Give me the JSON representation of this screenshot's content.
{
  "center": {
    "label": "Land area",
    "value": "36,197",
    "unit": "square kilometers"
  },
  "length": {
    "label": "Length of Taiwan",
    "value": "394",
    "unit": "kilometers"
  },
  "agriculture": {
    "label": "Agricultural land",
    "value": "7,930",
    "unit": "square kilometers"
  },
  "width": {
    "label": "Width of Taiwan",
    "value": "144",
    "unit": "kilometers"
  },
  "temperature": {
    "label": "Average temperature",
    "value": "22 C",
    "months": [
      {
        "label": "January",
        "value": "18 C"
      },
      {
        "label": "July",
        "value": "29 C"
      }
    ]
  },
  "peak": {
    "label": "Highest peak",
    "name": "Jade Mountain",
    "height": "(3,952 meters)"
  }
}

> _Requirement_: Retype the records that precede this task, keeping them exactly the same.

> _Solution to the problem_:
Give me the JSON representation of this screenshot's content.
{
  "center": {
    "label": "Land area",
    "value": "36,197",
    "unit": "square kilometers"
  },
  "length": {
    "label": "Length of Taiwan",
    "value": "394",
    "unit": "kilometers"
  },
  "agriculture": {
    "label": "Agricultural land",
    "value": "7,930",
    "unit": "square kilometers"
  },
  "width": {
    "label": "Width of Taiwan",
    "value": "144",
    "unit": "kilometers"
  },
  "temperature": {
    "label": "Average temperature",
    "value": "22 C",
    "months": [
      {
        "label": "January",
        "value": "18 C"
      },
      {
        "label": "July",
        "value": "29 C"
      }
    ]
  },
  "peak": {
    "label": "Highest peak",
    "name": "Jade Mountain",
    "height": "(3,952 meters)"
  }
}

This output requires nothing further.